** START Provided records **

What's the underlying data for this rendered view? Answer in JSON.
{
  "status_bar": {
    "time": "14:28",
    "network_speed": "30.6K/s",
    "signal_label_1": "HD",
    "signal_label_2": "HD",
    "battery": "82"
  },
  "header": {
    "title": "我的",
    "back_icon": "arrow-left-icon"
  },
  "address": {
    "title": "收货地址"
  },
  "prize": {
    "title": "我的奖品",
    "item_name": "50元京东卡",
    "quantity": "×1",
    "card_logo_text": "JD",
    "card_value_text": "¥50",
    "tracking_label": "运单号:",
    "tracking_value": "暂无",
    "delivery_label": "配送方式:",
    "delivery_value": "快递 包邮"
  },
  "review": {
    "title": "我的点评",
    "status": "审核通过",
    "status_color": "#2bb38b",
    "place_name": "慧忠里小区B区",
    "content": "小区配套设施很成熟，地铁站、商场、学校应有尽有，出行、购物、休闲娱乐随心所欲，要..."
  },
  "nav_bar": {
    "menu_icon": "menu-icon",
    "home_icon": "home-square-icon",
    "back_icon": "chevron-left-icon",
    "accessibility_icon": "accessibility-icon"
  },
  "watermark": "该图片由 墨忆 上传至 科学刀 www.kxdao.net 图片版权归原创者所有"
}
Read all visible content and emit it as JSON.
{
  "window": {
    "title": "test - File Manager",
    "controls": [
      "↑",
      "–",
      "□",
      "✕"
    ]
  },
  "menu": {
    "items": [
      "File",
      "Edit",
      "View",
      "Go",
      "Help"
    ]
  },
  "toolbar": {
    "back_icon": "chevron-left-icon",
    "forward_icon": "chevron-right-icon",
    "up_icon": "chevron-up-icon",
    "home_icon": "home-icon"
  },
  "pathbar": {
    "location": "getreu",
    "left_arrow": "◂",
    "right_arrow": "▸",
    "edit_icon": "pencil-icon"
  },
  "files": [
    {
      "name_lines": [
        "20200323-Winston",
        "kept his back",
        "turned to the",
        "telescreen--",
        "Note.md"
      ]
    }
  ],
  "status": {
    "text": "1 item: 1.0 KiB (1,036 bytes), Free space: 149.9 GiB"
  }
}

** END Provided records **

* Goal *
Copy every line of the records above that contains "icon".

* Written reply *
    "back_icon": "arrow-left-icon"
    "menu_icon": "menu-icon",
    "home_icon": "home-square-icon",
    "back_icon": "chevron-left-icon",
    "accessibility_icon": "accessibility-icon"
    "back_icon": "chevron-left-icon",
    "forward_icon": "chevron-right-icon",
    "up_icon": "chevron-up-icon",
    "home_icon": "home-icon"
    "edit_icon": "pencil-icon"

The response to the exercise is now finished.